* **Page extract**
────────────────────────────────────────

PhD Researcher – Formal-Informal Institutional Relationships, Subsequent Processes, and Different Outcomes:  Addressing a Problem of Competing Claims to Land in Dili and Ainaro District, Timor-Leste



Mr Young-Gil Kim served as a foreign aid worker for the South Korean government aid agency over an 8 year period, as part of this he experienced being an expatriate in Timor-Leste for over a year. This provided invaluable opportunities to work with diverse entities such as UN agencies and international NGOs. During this time Young-Gil Kim became interested in, and wanted to explore, whether liberal peace/foreign aid/or anything born in the western donor society works well, and so he started his new journey in academia. 

This starts from the UN’s liberal peace mission. During a post-conflict era, the UN conducts a peace mission, which introduces four main tenets (human rights, the rule of law, a market-oriented economy, and democracy) in a war-torn society by establishing and strengthening formal institutions. However, the result of this liberal peace is often at odds with what it promises to deliver. According to recent empirical studies, informal institutions, which can be briefly defined as those outside the state/government, as well as their relationships with formal institutions are currently thought to play a more important role in governing many aspects of people’s everyday lives.

────────────────────────────────────────

[Stored data entries]

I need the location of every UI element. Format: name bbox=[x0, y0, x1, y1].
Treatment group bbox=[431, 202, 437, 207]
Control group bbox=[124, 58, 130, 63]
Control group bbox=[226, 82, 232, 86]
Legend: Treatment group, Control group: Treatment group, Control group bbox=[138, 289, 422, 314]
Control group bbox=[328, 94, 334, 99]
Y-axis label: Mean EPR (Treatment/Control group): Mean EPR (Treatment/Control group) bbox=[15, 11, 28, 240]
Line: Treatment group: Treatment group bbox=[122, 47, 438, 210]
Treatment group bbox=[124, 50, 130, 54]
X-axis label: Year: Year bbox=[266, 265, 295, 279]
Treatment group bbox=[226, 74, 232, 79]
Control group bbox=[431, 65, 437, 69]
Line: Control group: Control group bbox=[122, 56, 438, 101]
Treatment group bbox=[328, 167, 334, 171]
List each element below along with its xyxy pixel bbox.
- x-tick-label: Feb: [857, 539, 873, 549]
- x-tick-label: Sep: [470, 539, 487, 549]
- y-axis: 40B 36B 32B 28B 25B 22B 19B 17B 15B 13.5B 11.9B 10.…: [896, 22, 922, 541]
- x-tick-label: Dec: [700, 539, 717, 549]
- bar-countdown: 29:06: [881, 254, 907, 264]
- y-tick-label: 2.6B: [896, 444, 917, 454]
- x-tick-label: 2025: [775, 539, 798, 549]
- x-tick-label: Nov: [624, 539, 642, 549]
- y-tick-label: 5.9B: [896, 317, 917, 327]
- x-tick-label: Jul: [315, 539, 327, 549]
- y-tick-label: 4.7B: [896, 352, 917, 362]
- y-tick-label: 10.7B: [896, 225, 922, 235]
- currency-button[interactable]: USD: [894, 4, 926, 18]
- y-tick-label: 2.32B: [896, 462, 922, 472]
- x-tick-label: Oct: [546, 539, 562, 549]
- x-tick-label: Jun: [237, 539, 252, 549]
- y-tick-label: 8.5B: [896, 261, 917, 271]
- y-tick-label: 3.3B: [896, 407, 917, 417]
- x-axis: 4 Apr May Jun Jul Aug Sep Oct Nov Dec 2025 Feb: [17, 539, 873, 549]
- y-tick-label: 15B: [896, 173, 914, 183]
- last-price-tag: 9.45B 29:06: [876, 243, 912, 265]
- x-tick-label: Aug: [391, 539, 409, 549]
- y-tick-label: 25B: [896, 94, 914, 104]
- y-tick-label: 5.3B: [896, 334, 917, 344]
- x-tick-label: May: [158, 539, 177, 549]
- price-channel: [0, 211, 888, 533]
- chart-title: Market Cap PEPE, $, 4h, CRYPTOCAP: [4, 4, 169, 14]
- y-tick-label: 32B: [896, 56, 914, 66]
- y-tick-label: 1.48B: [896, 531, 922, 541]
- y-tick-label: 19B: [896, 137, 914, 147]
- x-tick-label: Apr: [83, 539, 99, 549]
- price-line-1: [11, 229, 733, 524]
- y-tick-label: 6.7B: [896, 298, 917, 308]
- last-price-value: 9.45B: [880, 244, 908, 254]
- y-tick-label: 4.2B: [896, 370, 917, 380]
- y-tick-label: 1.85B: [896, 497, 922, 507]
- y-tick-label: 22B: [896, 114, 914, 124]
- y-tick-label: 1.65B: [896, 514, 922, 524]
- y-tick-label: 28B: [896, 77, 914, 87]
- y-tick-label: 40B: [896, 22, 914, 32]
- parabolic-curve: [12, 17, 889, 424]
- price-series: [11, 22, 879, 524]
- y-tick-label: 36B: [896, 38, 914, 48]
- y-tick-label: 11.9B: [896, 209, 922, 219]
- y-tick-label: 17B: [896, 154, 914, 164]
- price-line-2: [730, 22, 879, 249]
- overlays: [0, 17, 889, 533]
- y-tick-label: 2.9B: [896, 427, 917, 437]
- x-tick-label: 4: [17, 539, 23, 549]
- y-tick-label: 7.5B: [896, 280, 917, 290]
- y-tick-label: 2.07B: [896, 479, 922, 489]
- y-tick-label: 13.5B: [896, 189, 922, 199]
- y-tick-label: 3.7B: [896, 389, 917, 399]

────────────────────────────────────────

* **Problems and tasks**
a: Answer these questions from the researcher profile above the rows:
(i) Which two places in Timor-Leste does the title name?
(ii) For how many years did Young-Gil Kim serve as a foreign aid worker for the South Korean government aid agency?
(iii) What four main tenets does the UN peace mission introduce in a war-torn society?
b: Pick up the researcher profile after its final sentence and extend it with a further passage in the same style.

* **Responses by item number**
a:
(i) Dili and Ainaro District.
(ii) 8 years.
(iii) Human rights, the rule of law, a market-oriented economy, and democracy.

b:
In keeping with this, Young-Gil Kim is exploring how the problem of competing claims to land is addressed in Timor-Leste today with a focus on formal-informal institutional relationships, processes of  problem solving in the different institutional settings, and possible different outcomes. He compares Dili district where the presence of formal institutions is strong and Ainaro district where other informal institutions such as customary institutions are influential. He describes and categorises different types of formal-informal institutional relationship types, and analyses their effects on the processes and outcomes of problem solving. As a consequence, instead of wishing that one day formal institutions established and strengthened by the UN can be as effective in their operations as those in the developed world,  he hopes to find better institutional relationship types, which could lead to practically better processes and better outcomes of the problem solving during the post-conflict era.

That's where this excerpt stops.